GIVEN EXERCISE: Write the records out again, keeping each line exactly as it is.

___

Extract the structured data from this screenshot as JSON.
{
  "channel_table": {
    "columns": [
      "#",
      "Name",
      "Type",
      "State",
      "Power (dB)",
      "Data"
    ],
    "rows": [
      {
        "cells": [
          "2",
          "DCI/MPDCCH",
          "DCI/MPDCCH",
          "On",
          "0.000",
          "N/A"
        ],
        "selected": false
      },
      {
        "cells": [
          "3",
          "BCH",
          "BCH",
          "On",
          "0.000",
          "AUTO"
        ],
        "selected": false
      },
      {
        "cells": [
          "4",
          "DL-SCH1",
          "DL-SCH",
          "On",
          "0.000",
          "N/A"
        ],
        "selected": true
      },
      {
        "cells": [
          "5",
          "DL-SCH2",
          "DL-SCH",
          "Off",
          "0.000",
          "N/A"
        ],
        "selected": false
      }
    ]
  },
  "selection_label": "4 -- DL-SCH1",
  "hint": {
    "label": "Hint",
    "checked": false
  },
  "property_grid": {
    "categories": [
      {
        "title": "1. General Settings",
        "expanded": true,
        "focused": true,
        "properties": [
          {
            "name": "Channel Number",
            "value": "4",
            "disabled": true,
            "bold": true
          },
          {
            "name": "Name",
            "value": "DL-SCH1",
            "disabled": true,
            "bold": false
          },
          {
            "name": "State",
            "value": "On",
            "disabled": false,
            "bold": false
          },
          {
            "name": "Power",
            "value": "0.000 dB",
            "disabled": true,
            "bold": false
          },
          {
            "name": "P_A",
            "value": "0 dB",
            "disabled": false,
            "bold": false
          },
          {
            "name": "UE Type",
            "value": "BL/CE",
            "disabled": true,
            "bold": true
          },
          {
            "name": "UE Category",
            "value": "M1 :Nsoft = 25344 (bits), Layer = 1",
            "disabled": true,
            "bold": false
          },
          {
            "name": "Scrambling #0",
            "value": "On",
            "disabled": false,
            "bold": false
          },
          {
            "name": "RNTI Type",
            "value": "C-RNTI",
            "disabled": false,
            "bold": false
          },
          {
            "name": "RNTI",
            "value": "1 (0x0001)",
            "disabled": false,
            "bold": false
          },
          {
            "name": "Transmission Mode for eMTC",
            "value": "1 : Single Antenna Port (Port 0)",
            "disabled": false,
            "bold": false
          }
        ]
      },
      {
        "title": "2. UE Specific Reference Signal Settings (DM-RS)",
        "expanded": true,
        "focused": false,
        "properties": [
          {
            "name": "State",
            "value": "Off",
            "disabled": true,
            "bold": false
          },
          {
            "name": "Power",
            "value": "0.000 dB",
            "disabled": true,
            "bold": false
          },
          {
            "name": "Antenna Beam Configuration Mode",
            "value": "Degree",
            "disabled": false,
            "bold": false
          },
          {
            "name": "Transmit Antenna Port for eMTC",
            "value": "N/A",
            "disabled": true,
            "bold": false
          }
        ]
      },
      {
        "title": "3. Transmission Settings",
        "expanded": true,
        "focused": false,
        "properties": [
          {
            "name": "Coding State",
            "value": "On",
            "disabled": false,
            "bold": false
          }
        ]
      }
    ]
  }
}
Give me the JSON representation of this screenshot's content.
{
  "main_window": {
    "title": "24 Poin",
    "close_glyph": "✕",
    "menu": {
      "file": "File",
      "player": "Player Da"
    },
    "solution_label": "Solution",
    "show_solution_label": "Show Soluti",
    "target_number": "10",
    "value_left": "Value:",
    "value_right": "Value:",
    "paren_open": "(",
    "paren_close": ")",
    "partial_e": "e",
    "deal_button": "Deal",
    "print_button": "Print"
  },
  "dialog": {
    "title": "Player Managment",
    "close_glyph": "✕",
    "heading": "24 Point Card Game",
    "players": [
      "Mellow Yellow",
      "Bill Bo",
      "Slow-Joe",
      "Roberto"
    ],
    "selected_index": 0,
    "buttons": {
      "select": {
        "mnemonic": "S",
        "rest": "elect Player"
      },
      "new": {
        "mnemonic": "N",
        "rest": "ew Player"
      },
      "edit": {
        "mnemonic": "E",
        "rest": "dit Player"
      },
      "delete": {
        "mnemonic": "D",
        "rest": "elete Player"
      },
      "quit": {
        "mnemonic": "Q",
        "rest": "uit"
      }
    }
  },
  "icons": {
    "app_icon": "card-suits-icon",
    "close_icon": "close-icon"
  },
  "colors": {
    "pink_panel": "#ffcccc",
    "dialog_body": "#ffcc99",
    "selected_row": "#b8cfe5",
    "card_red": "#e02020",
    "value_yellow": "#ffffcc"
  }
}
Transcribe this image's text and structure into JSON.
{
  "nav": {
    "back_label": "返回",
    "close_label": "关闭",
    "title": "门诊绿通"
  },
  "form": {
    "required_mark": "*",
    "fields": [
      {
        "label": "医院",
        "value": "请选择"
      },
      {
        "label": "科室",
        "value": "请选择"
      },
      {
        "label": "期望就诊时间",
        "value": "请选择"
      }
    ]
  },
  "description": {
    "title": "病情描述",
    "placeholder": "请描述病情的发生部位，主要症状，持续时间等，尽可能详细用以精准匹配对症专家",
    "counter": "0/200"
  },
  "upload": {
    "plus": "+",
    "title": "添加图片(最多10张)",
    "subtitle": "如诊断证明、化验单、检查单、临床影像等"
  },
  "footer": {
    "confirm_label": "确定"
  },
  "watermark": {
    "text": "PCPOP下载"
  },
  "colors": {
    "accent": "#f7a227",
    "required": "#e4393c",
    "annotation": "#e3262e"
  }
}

___

WRITTEN SOLUTION:
Extract the structured data from this screenshot as JSON.
{
  "channel_table": {
    "columns": [
      "#",
      "Name",
      "Type",
      "State",
      "Power (dB)",
      "Data"
    ],
    "rows": [
      {
        "cells": [
          "2",
          "DCI/MPDCCH",
          "DCI/MPDCCH",
          "On",
          "0.000",
          "N/A"
        ],
        "selected": false
      },
      {
        "cells": [
          "3",
          "BCH",
          "BCH",
          "On",
          "0.000",
          "AUTO"
        ],
        "selected": false
      },
      {
        "cells": [
          "4",
          "DL-SCH1",
          "DL-SCH",
          "On",
          "0.000",
          "N/A"
        ],
        "selected": true
      },
      {
        "cells": [
          "5",
          "DL-SCH2",
          "DL-SCH",
          "Off",
          "0.000",
          "N/A"
        ],
        "selected": false
      }
    ]
  },
  "selection_label": "4 -- DL-SCH1",
  "hint": {
    "label": "Hint",
    "checked": false
  },
  "property_grid": {
    "categories": [
      {
        "title": "1. General Settings",
        "expanded": true,
        "focused": true,
        "properties": [
          {
            "name": "Channel Number",
            "value": "4",
            "disabled": true,
            "bold": true
          },
          {
            "name": "Name",
            "value": "DL-SCH1",
            "disabled": true,
            "bold": false
          },
          {
            "name": "State",
            "value": "On",
            "disabled": false,
            "bold": false
          },
          {
            "name": "Power",
            "value": "0.000 dB",
            "disabled": true,
            "bold": false
          },
          {
            "name": "P_A",
            "value": "0 dB",
            "disabled": false,
            "bold": false
          },
          {
            "name": "UE Type",
            "value": "BL/CE",
            "disabled": true,
            "bold": true
          },
          {
            "name": "UE Category",
            "value": "M1 :Nsoft = 25344 (bits), Layer = 1",
            "disabled": true,
            "bold": false
          },
          {
            "name": "Scrambling #0",
            "value": "On",
            "disabled": false,
            "bold": false
          },
          {
            "name": "RNTI Type",
            "value": "C-RNTI",
            "disabled": false,
            "bold": false
          },
          {
            "name": "RNTI",
            "value": "1 (0x0001)",
            "disabled": false,
            "bold": false
          },
          {
            "name": "Transmission Mode for eMTC",
            "value": "1 : Single Antenna Port (Port 0)",
            "disabled": false,
            "bold": false
          }
        ]
      },
      {
        "title": "2. UE Specific Reference Signal Settings (DM-RS)",
        "expanded": true,
        "focused": false,
        "properties": [
          {
            "name": "State",
            "value": "Off",
            "disabled": true,
            "bold": false
          },
          {
            "name": "Power",
            "value": "0.000 dB",
            "disabled": true,
            "bold": false
          },
          {
            "name": "Antenna Beam Configuration Mode",
            "value": "Degree",
            "disabled": false,
            "bold": false
          },
          {
            "name": "Transmit Antenna Port for eMTC",
            "value": "N/A",
            "disabled": true,
            "bold": false
          }
        ]
      },
      {
        "title": "3. Transmission Settings",
        "expanded": true,
        "focused": false,
        "properties": [
          {
            "name": "Coding State",
            "value": "On",
            "disabled": false,
            "bold": false
          }
        ]
      }
    ]
  }
}
Give me the JSON representation of this screenshot's content.
{
  "main_window": {
    "title": "24 Poin",
    "close_glyph": "✕",
    "menu": {
      "file": "File",
      "player": "Player Da"
    },
    "solution_label": "Solution",
    "show_solution_label": "Show Soluti",
    "target_number": "10",
    "value_left": "Value:",
    "value_right": "Value:",
    "paren_open": "(",
    "paren_close": ")",
    "partial_e": "e",
    "deal_button": "Deal",
    "print_button": "Print"
  },
  "dialog": {
    "title": "Player Managment",
    "close_glyph": "✕",
    "heading": "24 Point Card Game",
    "players": [
      "Mellow Yellow",
      "Bill Bo",
      "Slow-Joe",
      "Roberto"
    ],
    "selected_index": 0,
    "buttons": {
      "select": {
        "mnemonic": "S",
        "rest": "elect Player"
      },
      "new": {
        "mnemonic": "N",
        "rest": "ew Player"
      },
      "edit": {
        "mnemonic": "E",
        "rest": "dit Player"
      },
      "delete": {
        "mnemonic": "D",
        "rest": "elete Player"
      },
      "quit": {
        "mnemonic": "Q",
        "rest": "uit"
      }
    }
  },
  "icons": {
    "app_icon": "card-suits-icon",
    "close_icon": "close-icon"
  },
  "colors": {
    "pink_panel": "#ffcccc",
    "dialog_body": "#ffcc99",
    "selected_row": "#b8cfe5",
    "card_red": "#e02020",
    "value_yellow": "#ffffcc"
  }
}
Transcribe this image's text and structure into JSON.
{
  "nav": {
    "back_label": "返回",
    "close_label": "关闭",
    "title": "门诊绿通"
  },
  "form": {
    "required_mark": "*",
    "fields": [
      {
        "label": "医院",
        "value": "请选择"
      },
      {
        "label": "科室",
        "value": "请选择"
      },
      {
        "label": "期望就诊时间",
        "value": "请选择"
      }
    ]
  },
  "description": {
    "title": "病情描述",
    "placeholder": "请描述病情的发生部位，主要症状，持续时间等，尽可能详细用以精准匹配对症专家",
    "counter": "0/200"
  },
  "upload": {
    "plus": "+",
    "title": "添加图片(最多10张)",
    "subtitle": "如诊断证明、化验单、检查单、临床影像等"
  },
  "footer": {
    "confirm_label": "确定"
  },
  "watermark": {
    "text": "PCPOP下载"
  },
  "colors": {
    "accent": "#f7a227",
    "required": "#e4393c",
    "annotation": "#e3262e"
  }
}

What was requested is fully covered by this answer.